-- LISTING start --
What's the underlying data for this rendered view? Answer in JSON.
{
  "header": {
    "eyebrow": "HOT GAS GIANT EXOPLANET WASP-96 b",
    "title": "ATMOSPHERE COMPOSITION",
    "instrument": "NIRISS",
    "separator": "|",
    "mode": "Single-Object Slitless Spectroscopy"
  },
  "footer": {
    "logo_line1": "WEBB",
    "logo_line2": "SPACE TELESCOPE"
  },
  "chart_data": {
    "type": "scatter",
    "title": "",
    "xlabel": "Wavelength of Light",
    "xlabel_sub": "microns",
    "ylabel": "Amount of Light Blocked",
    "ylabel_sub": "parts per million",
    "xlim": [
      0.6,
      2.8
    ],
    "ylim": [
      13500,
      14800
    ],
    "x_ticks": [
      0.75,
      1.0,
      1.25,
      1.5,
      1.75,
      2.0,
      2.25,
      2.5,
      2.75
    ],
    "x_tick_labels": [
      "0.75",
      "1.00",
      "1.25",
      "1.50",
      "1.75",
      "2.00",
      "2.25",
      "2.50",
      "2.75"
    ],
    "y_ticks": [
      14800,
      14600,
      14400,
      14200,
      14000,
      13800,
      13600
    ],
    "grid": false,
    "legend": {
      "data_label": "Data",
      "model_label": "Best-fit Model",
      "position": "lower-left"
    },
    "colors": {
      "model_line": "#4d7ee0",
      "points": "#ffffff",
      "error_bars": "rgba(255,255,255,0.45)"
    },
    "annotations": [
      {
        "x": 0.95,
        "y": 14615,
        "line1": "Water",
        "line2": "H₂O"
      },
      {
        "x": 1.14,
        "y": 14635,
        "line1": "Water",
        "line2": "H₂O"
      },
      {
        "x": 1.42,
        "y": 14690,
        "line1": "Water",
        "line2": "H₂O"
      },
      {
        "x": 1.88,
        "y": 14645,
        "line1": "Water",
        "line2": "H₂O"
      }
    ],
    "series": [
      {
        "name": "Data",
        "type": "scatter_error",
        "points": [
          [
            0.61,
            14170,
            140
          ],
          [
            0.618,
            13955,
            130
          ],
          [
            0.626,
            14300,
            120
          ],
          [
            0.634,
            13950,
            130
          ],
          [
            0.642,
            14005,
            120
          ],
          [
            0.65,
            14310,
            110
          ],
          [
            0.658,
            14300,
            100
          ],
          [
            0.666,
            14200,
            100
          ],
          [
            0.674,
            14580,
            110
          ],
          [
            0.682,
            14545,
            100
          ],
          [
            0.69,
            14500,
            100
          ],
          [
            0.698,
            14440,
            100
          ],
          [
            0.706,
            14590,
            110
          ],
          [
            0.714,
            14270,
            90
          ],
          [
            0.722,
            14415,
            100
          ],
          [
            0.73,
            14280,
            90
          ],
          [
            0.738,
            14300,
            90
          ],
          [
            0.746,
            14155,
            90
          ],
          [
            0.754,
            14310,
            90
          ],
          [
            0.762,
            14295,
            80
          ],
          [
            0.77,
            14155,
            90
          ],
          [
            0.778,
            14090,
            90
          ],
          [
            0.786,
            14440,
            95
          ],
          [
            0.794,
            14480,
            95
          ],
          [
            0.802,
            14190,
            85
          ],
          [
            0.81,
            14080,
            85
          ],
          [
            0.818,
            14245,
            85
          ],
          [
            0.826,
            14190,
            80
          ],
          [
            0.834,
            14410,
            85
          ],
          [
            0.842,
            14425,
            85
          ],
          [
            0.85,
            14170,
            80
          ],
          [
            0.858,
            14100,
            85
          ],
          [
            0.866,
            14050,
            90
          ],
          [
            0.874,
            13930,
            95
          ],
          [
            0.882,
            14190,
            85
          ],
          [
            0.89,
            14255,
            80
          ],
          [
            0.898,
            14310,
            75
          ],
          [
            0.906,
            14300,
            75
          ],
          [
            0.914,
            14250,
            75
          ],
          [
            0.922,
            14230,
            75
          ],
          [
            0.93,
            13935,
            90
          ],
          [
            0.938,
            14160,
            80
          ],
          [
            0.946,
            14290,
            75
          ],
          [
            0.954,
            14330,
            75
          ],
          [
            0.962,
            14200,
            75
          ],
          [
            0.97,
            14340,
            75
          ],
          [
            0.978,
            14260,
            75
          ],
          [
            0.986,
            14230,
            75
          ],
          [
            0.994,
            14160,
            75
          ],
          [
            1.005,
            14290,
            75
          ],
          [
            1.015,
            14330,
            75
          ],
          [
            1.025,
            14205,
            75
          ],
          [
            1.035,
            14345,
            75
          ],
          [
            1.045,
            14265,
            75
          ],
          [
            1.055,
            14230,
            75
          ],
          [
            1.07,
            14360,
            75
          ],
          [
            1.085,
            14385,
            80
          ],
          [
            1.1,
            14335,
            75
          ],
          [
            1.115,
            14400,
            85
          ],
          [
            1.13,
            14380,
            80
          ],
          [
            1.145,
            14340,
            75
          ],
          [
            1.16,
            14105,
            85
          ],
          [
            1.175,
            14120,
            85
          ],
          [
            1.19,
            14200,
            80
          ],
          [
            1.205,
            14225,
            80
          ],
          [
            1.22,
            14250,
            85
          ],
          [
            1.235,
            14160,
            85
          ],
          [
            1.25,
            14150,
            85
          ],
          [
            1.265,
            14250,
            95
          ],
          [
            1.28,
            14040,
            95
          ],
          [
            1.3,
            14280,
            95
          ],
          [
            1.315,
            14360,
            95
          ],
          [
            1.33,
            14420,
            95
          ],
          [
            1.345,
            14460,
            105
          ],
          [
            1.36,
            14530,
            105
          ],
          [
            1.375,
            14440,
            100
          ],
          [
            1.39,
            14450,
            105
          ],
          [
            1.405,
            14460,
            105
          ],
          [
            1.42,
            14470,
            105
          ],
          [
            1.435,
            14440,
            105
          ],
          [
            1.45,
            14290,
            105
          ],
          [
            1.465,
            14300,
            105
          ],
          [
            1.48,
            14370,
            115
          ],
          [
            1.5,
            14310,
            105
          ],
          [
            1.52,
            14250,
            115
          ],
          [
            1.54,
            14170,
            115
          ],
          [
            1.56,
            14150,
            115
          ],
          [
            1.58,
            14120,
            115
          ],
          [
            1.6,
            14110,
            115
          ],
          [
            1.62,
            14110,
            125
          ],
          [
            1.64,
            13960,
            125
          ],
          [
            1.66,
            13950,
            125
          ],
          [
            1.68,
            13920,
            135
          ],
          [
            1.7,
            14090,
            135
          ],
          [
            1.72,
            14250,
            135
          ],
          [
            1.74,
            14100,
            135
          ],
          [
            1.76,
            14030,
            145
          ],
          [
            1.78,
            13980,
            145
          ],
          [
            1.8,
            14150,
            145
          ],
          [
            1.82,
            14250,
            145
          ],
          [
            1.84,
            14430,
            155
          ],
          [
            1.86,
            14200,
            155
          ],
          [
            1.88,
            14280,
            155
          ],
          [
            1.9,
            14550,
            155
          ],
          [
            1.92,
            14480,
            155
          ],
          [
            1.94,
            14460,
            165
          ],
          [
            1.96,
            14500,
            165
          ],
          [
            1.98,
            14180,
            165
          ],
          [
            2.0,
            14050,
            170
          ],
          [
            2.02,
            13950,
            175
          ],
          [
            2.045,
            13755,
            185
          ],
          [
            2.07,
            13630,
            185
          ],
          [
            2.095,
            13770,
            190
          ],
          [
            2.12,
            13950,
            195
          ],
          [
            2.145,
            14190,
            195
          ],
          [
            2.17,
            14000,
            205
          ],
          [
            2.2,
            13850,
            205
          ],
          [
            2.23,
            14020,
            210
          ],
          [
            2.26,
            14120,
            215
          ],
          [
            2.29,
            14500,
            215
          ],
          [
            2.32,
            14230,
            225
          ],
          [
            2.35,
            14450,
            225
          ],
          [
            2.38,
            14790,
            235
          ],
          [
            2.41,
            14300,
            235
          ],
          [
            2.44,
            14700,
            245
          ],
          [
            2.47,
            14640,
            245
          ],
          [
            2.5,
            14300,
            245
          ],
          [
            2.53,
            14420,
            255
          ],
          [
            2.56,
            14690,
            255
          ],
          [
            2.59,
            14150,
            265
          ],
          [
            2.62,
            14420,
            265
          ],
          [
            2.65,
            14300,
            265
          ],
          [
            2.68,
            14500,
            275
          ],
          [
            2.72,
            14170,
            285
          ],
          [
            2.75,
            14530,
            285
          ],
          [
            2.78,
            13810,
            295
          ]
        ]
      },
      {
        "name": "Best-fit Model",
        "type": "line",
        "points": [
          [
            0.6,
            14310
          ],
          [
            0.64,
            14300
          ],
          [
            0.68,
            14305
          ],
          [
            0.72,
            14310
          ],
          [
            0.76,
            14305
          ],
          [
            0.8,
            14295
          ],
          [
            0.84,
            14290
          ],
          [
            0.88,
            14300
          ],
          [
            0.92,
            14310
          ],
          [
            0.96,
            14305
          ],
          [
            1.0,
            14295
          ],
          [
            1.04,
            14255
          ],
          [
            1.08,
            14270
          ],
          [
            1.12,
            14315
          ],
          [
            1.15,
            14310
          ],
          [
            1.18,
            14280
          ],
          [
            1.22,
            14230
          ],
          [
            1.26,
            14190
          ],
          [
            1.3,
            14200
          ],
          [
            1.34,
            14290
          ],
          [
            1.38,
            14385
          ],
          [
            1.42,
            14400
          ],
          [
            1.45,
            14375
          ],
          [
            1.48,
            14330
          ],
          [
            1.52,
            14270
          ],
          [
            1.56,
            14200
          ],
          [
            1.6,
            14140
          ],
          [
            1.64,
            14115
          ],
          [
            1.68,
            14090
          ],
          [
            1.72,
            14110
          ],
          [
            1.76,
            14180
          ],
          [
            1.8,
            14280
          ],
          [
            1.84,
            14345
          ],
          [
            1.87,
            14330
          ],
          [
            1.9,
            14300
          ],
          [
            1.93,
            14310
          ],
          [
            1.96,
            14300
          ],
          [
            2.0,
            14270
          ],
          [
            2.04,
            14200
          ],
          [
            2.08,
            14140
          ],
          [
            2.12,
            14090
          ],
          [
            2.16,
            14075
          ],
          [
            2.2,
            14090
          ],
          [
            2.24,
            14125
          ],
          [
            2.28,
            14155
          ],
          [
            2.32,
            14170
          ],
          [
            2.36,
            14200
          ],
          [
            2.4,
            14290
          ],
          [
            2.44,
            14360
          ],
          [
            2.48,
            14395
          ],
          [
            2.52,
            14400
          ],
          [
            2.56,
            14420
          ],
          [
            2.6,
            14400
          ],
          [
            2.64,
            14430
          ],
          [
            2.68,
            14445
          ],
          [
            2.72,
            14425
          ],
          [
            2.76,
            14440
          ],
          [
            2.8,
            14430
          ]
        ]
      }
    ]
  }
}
-- LISTING end --
▶ [WORK TO DO]: Check the data for the word "Best" and pull out the lines that have it.

▶ [ANSWER TO THIS PROBLEM]:
      "model_label": "Best-fit Model",
        "name": "Best-fit Model",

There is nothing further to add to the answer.